Provided records:
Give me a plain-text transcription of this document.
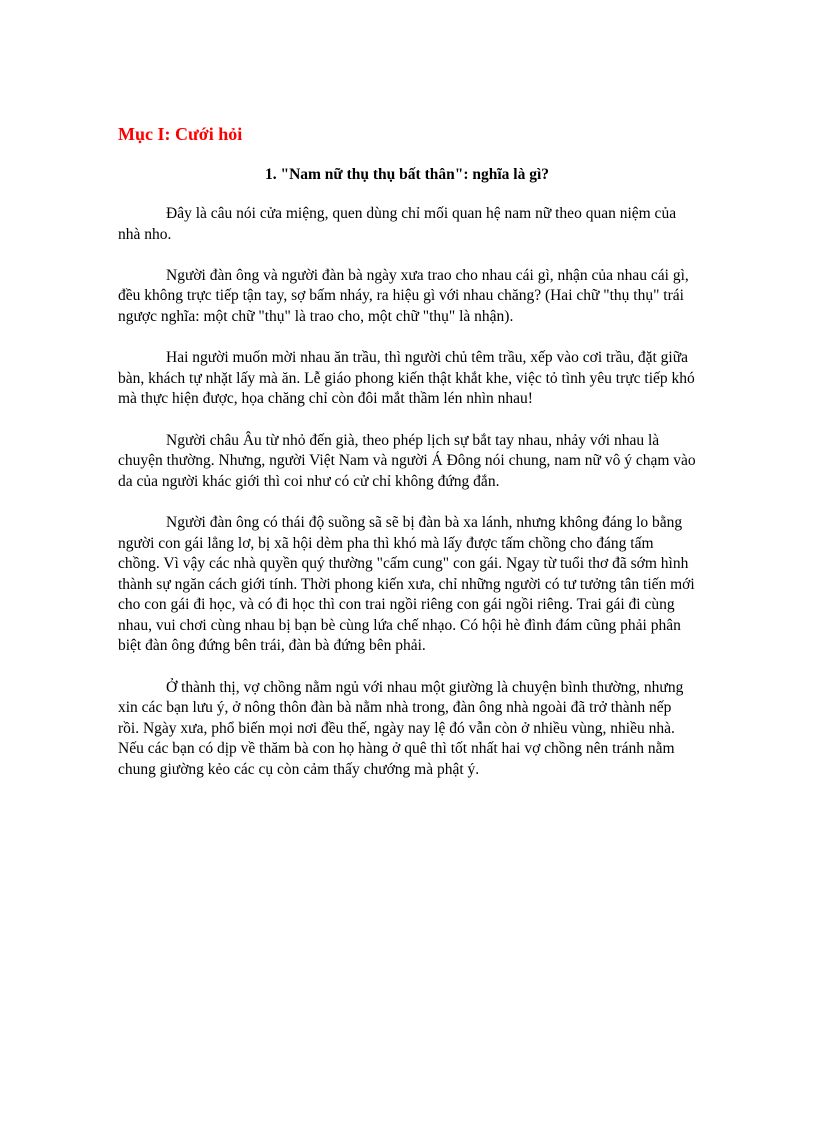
Mục I: Cưới hỏi
1. "Nam nữ thụ thụ bất thân": nghĩa là gì?

Đây là câu nói cửa miệng, quen dùng chỉ mối quan hệ nam nữ theo quan niệm của nhà nho.

Người đàn ông và người đàn bà ngày xưa trao cho nhau cái gì, nhận của nhau cái gì, đều không trực tiếp tận tay, sợ bấm nháy, ra hiệu gì với nhau chăng? (Hai chữ "thụ thụ" trái ngược nghĩa: một chữ "thụ" là trao cho, một chữ "thụ" là nhận).

Hai người muốn mời nhau ăn trầu, thì người chủ têm trầu, xếp vào cơi trầu, đặt giữa bàn, khách tự nhặt lấy mà ăn. Lễ giáo phong kiến thật khắt khe, việc tỏ tình yêu trực tiếp khó mà thực hiện được, họa chăng chỉ còn đôi mắt thầm lén nhìn nhau!

Người châu Âu từ nhỏ đến già, theo phép lịch sự bắt tay nhau, nhảy với nhau là chuyện thường. Nhưng, người Việt Nam và người Á Đông nói chung, nam nữ vô ý chạm vào da của người khác giới thì coi như có cử chỉ không đứng đắn.

Người đàn ông có thái độ suồng sã sẽ bị đàn bà xa lánh, nhưng không đáng lo bằng người con gái lẳng lơ, bị xã hội dèm pha thì khó mà lấy được tấm chồng cho đáng tấm chồng. Vì vậy các nhà quyền quý thường "cấm cung" con gái. Ngay từ tuổi thơ đã sớm hình thành sự ngăn cách giới tính. Thời phong kiến xưa, chỉ những người có tư tưởng tân tiến mới cho con gái đi học, và có đi học thì con trai ngồi riêng con gái ngồi riêng. Trai gái đi cùng nhau, vui chơi cùng nhau bị bạn bè cùng lứa chế nhạo. Có hội hè đình đám cũng phải phân biệt đàn ông đứng bên trái, đàn bà đứng bên phải.

Ở thành thị, vợ chồng nằm ngủ với nhau một giường là chuyện bình thường, nhưng xin các bạn lưu ý, ở nông thôn đàn bà nằm nhà trong, đàn ông nhà ngoài đã trở thành nếp rồi. Ngày xưa, phổ biến mọi nơi đều thế, ngày nay lệ đó vẫn còn ở nhiều vùng, nhiều nhà. Nếu các bạn có dịp về thăm bà con họ hàng ở quê thì tốt nhất hai vợ chồng nên tránh nằm chung giường kẻo các cụ còn cảm thấy chướng mà phật ý.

Task details:
Without including the pictures, reproduce all entries exactly.

Exercise response:
Give me a plain-text transcription of this document.
Mục I: Cưới hỏi
1. "Nam nữ thụ thụ bất thân": nghĩa là gì?

Đây là câu nói cửa miệng, quen dùng chỉ mối quan hệ nam nữ theo quan niệm của nhà nho.

Người đàn ông và người đàn bà ngày xưa trao cho nhau cái gì, nhận của nhau cái gì, đều không trực tiếp tận tay, sợ bấm nháy, ra hiệu gì với nhau chăng? (Hai chữ "thụ thụ" trái ngược nghĩa: một chữ "thụ" là trao cho, một chữ "thụ" là nhận).

Hai người muốn mời nhau ăn trầu, thì người chủ têm trầu, xếp vào cơi trầu, đặt giữa bàn, khách tự nhặt lấy mà ăn. Lễ giáo phong kiến thật khắt khe, việc tỏ tình yêu trực tiếp khó mà thực hiện được, họa chăng chỉ còn đôi mắt thầm lén nhìn nhau!

Người châu Âu từ nhỏ đến già, theo phép lịch sự bắt tay nhau, nhảy với nhau là chuyện thường. Nhưng, người Việt Nam và người Á Đông nói chung, nam nữ vô ý chạm vào da của người khác giới thì coi như có cử chỉ không đứng đắn.

Người đàn ông có thái độ suồng sã sẽ bị đàn bà xa lánh, nhưng không đáng lo bằng người con gái lẳng lơ, bị xã hội dèm pha thì khó mà lấy được tấm chồng cho đáng tấm chồng. Vì vậy các nhà quyền quý thường "cấm cung" con gái. Ngay từ tuổi thơ đã sớm hình thành sự ngăn cách giới tính. Thời phong kiến xưa, chỉ những người có tư tưởng tân tiến mới cho con gái đi học, và có đi học thì con trai ngồi riêng con gái ngồi riêng. Trai gái đi cùng nhau, vui chơi cùng nhau bị bạn bè cùng lứa chế nhạo. Có hội hè đình đám cũng phải phân biệt đàn ông đứng bên trái, đàn bà đứng bên phải.

Ở thành thị, vợ chồng nằm ngủ với nhau một giường là chuyện bình thường, nhưng xin các bạn lưu ý, ở nông thôn đàn bà nằm nhà trong, đàn ông nhà ngoài đã trở thành nếp rồi. Ngày xưa, phổ biến mọi nơi đều thế, ngày nay lệ đó vẫn còn ở nhiều vùng, nhiều nhà. Nếu các bạn có dịp về thăm bà con họ hàng ở quê thì tốt nhất hai vợ chồng nên tránh nằm chung giường kẻo các cụ còn cảm thấy chướng mà phật ý.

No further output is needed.